● **Stored rows**:
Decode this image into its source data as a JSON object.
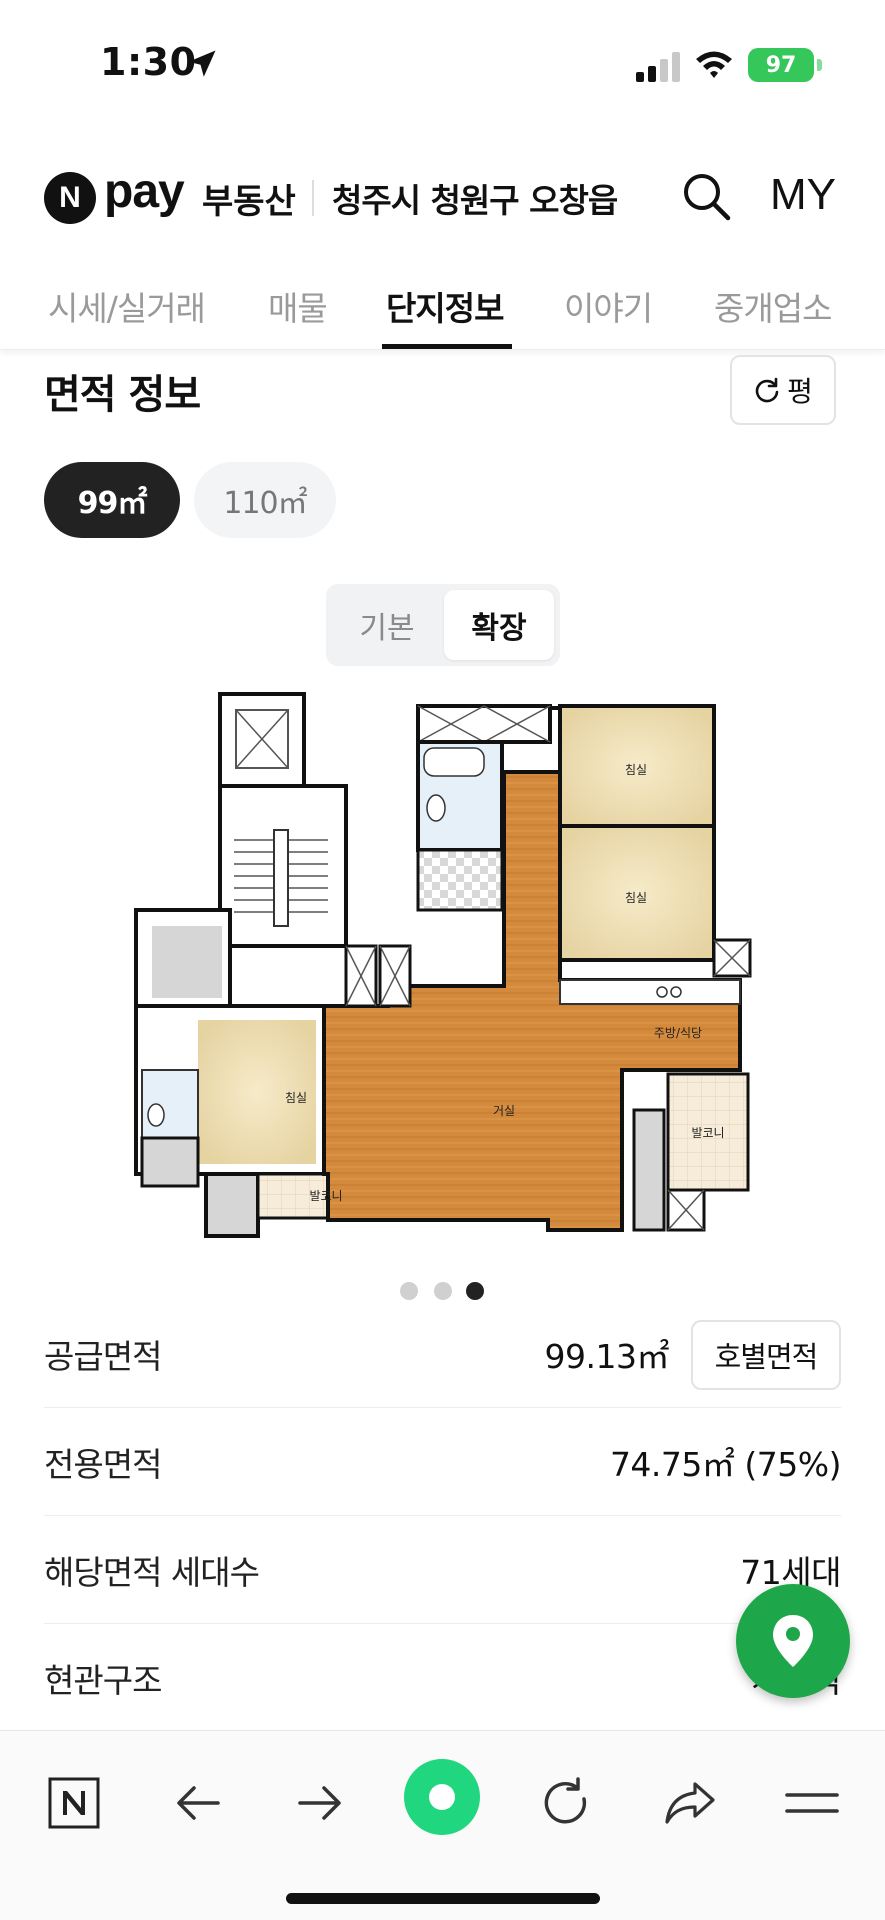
{
  "status_bar": {
    "time": "1:30",
    "battery": "97"
  },
  "header": {
    "logo_letter": "N",
    "logo_pay": "pay",
    "logo_service": "부동산",
    "region": "청주시 청원구 오창읍",
    "my_label": "MY"
  },
  "tabs": [
    {
      "label": "시세/실거래"
    },
    {
      "label": "매물"
    },
    {
      "label": "단지정보",
      "active": true
    },
    {
      "label": "이야기"
    },
    {
      "label": "중개업소"
    }
  ],
  "area_section": {
    "title": "면적 정보",
    "unit_toggle_label": "평",
    "area_chips": [
      {
        "label": "99㎡",
        "selected": true
      },
      {
        "label": "110㎡",
        "selected": false
      }
    ],
    "plan_mode": {
      "options": [
        "기본",
        "확장"
      ],
      "selected": "확장"
    },
    "floorplan_labels": {
      "bedroom": "침실",
      "living": "거실",
      "kitchen": "주방/식당",
      "balcony": "발코니"
    },
    "carousel": {
      "total": 3,
      "current": 3
    },
    "rows": [
      {
        "label": "공급면적",
        "value": "99.13㎡",
        "button": "호별면적"
      },
      {
        "label": "전용면적",
        "value": "74.75㎡ (75%)"
      },
      {
        "label": "해당면적 세대수",
        "value": "71세대"
      },
      {
        "label": "현관구조",
        "value": "계단식"
      }
    ]
  },
  "colors": {
    "accent_green": "#1ea64a",
    "active_tab": "#111111",
    "battery_green": "#35c759"
  },
  "icons": {
    "status": [
      "location-arrow-icon",
      "signal-icon",
      "wifi-icon",
      "battery-icon"
    ],
    "header": [
      "naver-n-icon",
      "search-icon"
    ],
    "fab": "map-pin-icon",
    "bottom_bar": [
      "naver-home-icon",
      "back-arrow-icon",
      "forward-arrow-icon",
      "green-dot-icon",
      "refresh-icon",
      "share-icon",
      "menu-icon"
    ]
  }
}
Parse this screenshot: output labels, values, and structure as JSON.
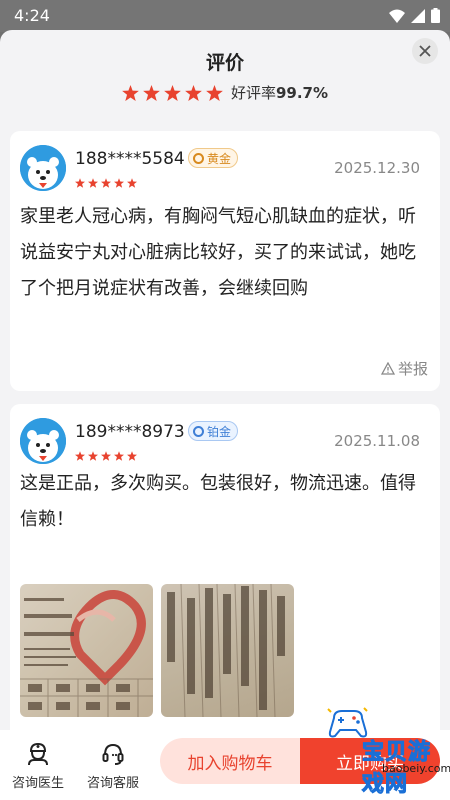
{
  "status_bar": {
    "time": "4:24"
  },
  "sheet": {
    "title": "评价",
    "rating_label": "好评率",
    "rating_value": "99.7%",
    "stars": 5
  },
  "reviews": [
    {
      "user": "188****5584",
      "badge": "黄金",
      "stars": 5,
      "date": "2025.12.30",
      "content": "家里老人冠心病，有胸闷气短心肌缺血的症状，听说益安宁丸对心脏病比较好，买了的来试试，她吃了个把月说症状有改善，会继续回购",
      "report": "举报"
    },
    {
      "user": "189****8973",
      "badge": "铂金",
      "stars": 5,
      "date": "2025.11.08",
      "content": "这是正品，多次购买。包装很好，物流迅速。值得信赖！",
      "report": "举报",
      "photos": 2
    }
  ],
  "bottom_bar": {
    "doctor_label": "咨询医生",
    "service_label": "咨询客服",
    "cart_label": "加入购物车",
    "buy_label": "立即购买"
  },
  "watermark": {
    "cn": "宝贝游戏网",
    "en": "baobeiy.com"
  },
  "colors": {
    "accent": "#f0422d",
    "star": "#e8432f",
    "gold": "#d88a1f",
    "platinum": "#3f7fd6"
  }
}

● **Task prompt**: Go through the listing above and quote it exactly, apart from its images.

● **Response**:
Decode this image into its source data as a JSON object.
{
  "status_bar": {
    "time": "1:30",
    "battery": "97"
  },
  "header": {
    "logo_letter": "N",
    "logo_pay": "pay",
    "logo_service": "부동산",
    "region": "청주시 청원구 오창읍",
    "my_label": "MY"
  },
  "tabs": [
    {
      "label": "시세/실거래"
    },
    {
      "label": "매물"
    },
    {
      "label": "단지정보",
      "active": true
    },
    {
      "label": "이야기"
    },
    {
      "label": "중개업소"
    }
  ],
  "area_section": {
    "title": "면적 정보",
    "unit_toggle_label": "평",
    "area_chips": [
      {
        "label": "99㎡",
        "selected": true
      },
      {
        "label": "110㎡",
        "selected": false
      }
    ],
    "plan_mode": {
      "options": [
        "기본",
        "확장"
      ],
      "selected": "확장"
    },
    "floorplan_labels": {
      "bedroom": "침실",
      "living": "거실",
      "kitchen": "주방/식당",
      "balcony": "발코니"
    },
    "carousel": {
      "total": 3,
      "current": 3
    },
    "rows": [
      {
        "label": "공급면적",
        "value": "99.13㎡",
        "button": "호별면적"
      },
      {
        "label": "전용면적",
        "value": "74.75㎡ (75%)"
      },
      {
        "label": "해당면적 세대수",
        "value": "71세대"
      },
      {
        "label": "현관구조",
        "value": "계단식"
      }
    ]
  },
  "colors": {
    "accent_green": "#1ea64a",
    "active_tab": "#111111",
    "battery_green": "#35c759"
  },
  "icons": {
    "status": [
      "location-arrow-icon",
      "signal-icon",
      "wifi-icon",
      "battery-icon"
    ],
    "header": [
      "naver-n-icon",
      "search-icon"
    ],
    "fab": "map-pin-icon",
    "bottom_bar": [
      "naver-home-icon",
      "back-arrow-icon",
      "forward-arrow-icon",
      "green-dot-icon",
      "refresh-icon",
      "share-icon",
      "menu-icon"
    ]
  }
}
Parse this screenshot: output labels, values, and structure as JSON.
{
  "status_bar": {
    "time": "4:24"
  },
  "sheet": {
    "title": "评价",
    "rating_label": "好评率",
    "rating_value": "99.7%",
    "stars": 5
  },
  "reviews": [
    {
      "user": "188****5584",
      "badge": "黄金",
      "stars": 5,
      "date": "2025.12.30",
      "content": "家里老人冠心病，有胸闷气短心肌缺血的症状，听说益安宁丸对心脏病比较好，买了的来试试，她吃了个把月说症状有改善，会继续回购",
      "report": "举报"
    },
    {
      "user": "189****8973",
      "badge": "铂金",
      "stars": 5,
      "date": "2025.11.08",
      "content": "这是正品，多次购买。包装很好，物流迅速。值得信赖！",
      "report": "举报",
      "photos": 2
    }
  ],
  "bottom_bar": {
    "doctor_label": "咨询医生",
    "service_label": "咨询客服",
    "cart_label": "加入购物车",
    "buy_label": "立即购买"
  },
  "watermark": {
    "cn": "宝贝游戏网",
    "en": "baobeiy.com"
  },
  "colors": {
    "accent": "#f0422d",
    "star": "#e8432f",
    "gold": "#d88a1f",
    "platinum": "#3f7fd6"
  }
}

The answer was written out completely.